* Raw records
━━━━━━━━━━━━━━━━━━━━

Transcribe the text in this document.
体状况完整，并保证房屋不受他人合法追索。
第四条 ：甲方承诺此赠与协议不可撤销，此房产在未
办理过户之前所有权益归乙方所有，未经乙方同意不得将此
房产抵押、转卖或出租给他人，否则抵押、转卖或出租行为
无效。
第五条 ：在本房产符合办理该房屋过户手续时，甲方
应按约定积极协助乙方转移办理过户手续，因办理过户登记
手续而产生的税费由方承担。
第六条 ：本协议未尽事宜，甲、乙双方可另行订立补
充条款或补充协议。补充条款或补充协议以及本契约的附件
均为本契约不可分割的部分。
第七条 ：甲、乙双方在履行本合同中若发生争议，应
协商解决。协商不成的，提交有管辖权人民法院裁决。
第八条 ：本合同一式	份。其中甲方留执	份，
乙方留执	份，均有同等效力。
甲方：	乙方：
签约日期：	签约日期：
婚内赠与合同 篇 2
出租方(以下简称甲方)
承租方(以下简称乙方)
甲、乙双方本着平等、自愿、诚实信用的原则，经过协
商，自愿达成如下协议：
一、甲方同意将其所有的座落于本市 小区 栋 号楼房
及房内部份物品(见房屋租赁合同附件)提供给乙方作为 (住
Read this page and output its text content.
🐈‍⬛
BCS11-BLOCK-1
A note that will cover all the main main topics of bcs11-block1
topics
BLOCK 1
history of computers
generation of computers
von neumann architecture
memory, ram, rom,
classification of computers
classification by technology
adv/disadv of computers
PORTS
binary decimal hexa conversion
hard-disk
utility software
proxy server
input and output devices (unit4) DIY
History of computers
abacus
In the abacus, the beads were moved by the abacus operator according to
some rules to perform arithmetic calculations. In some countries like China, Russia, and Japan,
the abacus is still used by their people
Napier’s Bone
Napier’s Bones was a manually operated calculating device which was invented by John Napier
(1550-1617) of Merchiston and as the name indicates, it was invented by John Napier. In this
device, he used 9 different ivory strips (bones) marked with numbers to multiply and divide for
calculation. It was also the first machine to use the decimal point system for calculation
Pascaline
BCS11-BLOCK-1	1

━━━━━━━━━━━━━━━━━━━━

* TASK GOAL
From the listing above, extract all records word for word.

* TASK SOLUTION
Transcribe the text in this document.
体状况完整，并保证房屋不受他人合法追索。
第四条 ：甲方承诺此赠与协议不可撤销，此房产在未
办理过户之前所有权益归乙方所有，未经乙方同意不得将此
房产抵押、转卖或出租给他人，否则抵押、转卖或出租行为
无效。
第五条 ：在本房产符合办理该房屋过户手续时，甲方
应按约定积极协助乙方转移办理过户手续，因办理过户登记
手续而产生的税费由方承担。
第六条 ：本协议未尽事宜，甲、乙双方可另行订立补
充条款或补充协议。补充条款或补充协议以及本契约的附件
均为本契约不可分割的部分。
第七条 ：甲、乙双方在履行本合同中若发生争议，应
协商解决。协商不成的，提交有管辖权人民法院裁决。
第八条 ：本合同一式	份。其中甲方留执	份，
乙方留执	份，均有同等效力。
甲方：	乙方：
签约日期：	签约日期：
婚内赠与合同 篇 2
出租方(以下简称甲方)
承租方(以下简称乙方)
甲、乙双方本着平等、自愿、诚实信用的原则，经过协
商，自愿达成如下协议：
一、甲方同意将其所有的座落于本市 小区 栋 号楼房
及房内部份物品(见房屋租赁合同附件)提供给乙方作为 (住
Read this page and output its text content.
🐈‍⬛
BCS11-BLOCK-1
A note that will cover all the main main topics of bcs11-block1
topics
BLOCK 1
history of computers
generation of computers
von neumann architecture
memory, ram, rom,
classification of computers
classification by technology
adv/disadv of computers
PORTS
binary decimal hexa conversion
hard-disk
utility software
proxy server
input and output devices (unit4) DIY
History of computers
abacus
In the abacus, the beads were moved by the abacus operator according to
some rules to perform arithmetic calculations. In some countries like China, Russia, and Japan,
the abacus is still used by their people
Napier’s Bone
Napier’s Bones was a manually operated calculating device which was invented by John Napier
(1550-1617) of Merchiston and as the name indicates, it was invented by John Napier. In this
device, he used 9 different ivory strips (bones) marked with numbers to multiply and divide for
calculation. It was also the first machine to use the decimal point system for calculation
Pascaline
BCS11-BLOCK-1	1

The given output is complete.